» **Requirements**
Repeat all the material exactly; pictures stay out of your copy.

-- START Information shown --

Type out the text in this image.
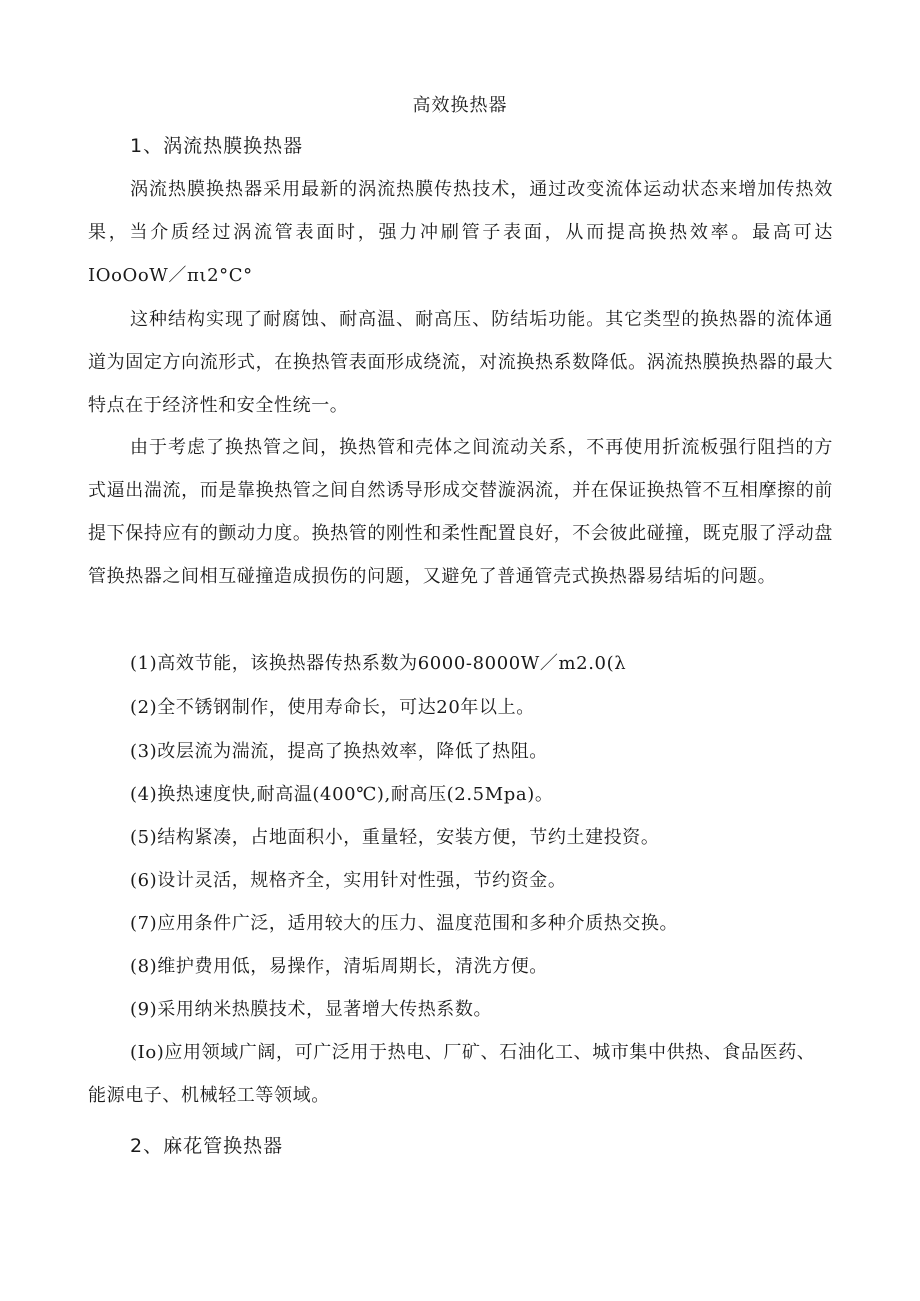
高效换热器
1、涡流热膜换热器

涡流热膜换热器采用最新的涡流热膜传热技术，通过改变流体运动状态来增加传热效果，当介质经过涡流管表面时，强力冲刷管子表面，从而提高换热效率。最高可达IOoOoW／πι2°C°

这种结构实现了耐腐蚀、耐高温、耐高压、防结垢功能。其它类型的换热器的流体通道为固定方向流形式，在换热管表面形成绕流，对流换热系数降低。涡流热膜换热器的最大特点在于经济性和安全性统一。

由于考虑了换热管之间，换热管和壳体之间流动关系，不再使用折流板强行阻挡的方式逼出湍流，而是靠换热管之间自然诱导形成交替漩涡流，并在保证换热管不互相摩擦的前提下保持应有的颤动力度。换热管的刚性和柔性配置良好，不会彼此碰撞，既克服了浮动盘管换热器之间相互碰撞造成损伤的问题，又避免了普通管壳式换热器易结垢的问题。

(1)高效节能，该换热器传热系数为6000-8000W／m2.0(λ

(2)全不锈钢制作，使用寿命长，可达20年以上。

(3)改层流为湍流，提高了换热效率，降低了热阻。

(4)换热速度快,耐高温(400℃),耐高压(2.5Mpa)。

(5)结构紧凑，占地面积小，重量轻，安装方便，节约土建投资。

(6)设计灵活，规格齐全，实用针对性强，节约资金。

(7)应用条件广泛，适用较大的压力、温度范围和多种介质热交换。

(8)维护费用低，易操作，清垢周期长，清洗方便。

(9)采用纳米热膜技术，显著增大传热系数。

(Io)应用领域广阔，可广泛用于热电、厂矿、石油化工、城市集中供热、食品医药、能源电子、机械轻工等领域。

2、麻花管换热器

-- END Information shown --

» **Response**
Type out the text in this image.
高效换热器
1、涡流热膜换热器

涡流热膜换热器采用最新的涡流热膜传热技术，通过改变流体运动状态来增加传热效果，当介质经过涡流管表面时，强力冲刷管子表面，从而提高换热效率。最高可达IOoOoW／πι2°C°

这种结构实现了耐腐蚀、耐高温、耐高压、防结垢功能。其它类型的换热器的流体通道为固定方向流形式，在换热管表面形成绕流，对流换热系数降低。涡流热膜换热器的最大特点在于经济性和安全性统一。

由于考虑了换热管之间，换热管和壳体之间流动关系，不再使用折流板强行阻挡的方式逼出湍流，而是靠换热管之间自然诱导形成交替漩涡流，并在保证换热管不互相摩擦的前提下保持应有的颤动力度。换热管的刚性和柔性配置良好，不会彼此碰撞，既克服了浮动盘管换热器之间相互碰撞造成损伤的问题，又避免了普通管壳式换热器易结垢的问题。

(1)高效节能，该换热器传热系数为6000-8000W／m2.0(λ

(2)全不锈钢制作，使用寿命长，可达20年以上。

(3)改层流为湍流，提高了换热效率，降低了热阻。

(4)换热速度快,耐高温(400℃),耐高压(2.5Mpa)。

(5)结构紧凑，占地面积小，重量轻，安装方便，节约土建投资。

(6)设计灵活，规格齐全，实用针对性强，节约资金。

(7)应用条件广泛，适用较大的压力、温度范围和多种介质热交换。

(8)维护费用低，易操作，清垢周期长，清洗方便。

(9)采用纳米热膜技术，显著增大传热系数。

(Io)应用领域广阔，可广泛用于热电、厂矿、石油化工、城市集中供热、食品医药、能源电子、机械轻工等领域。

2、麻花管换热器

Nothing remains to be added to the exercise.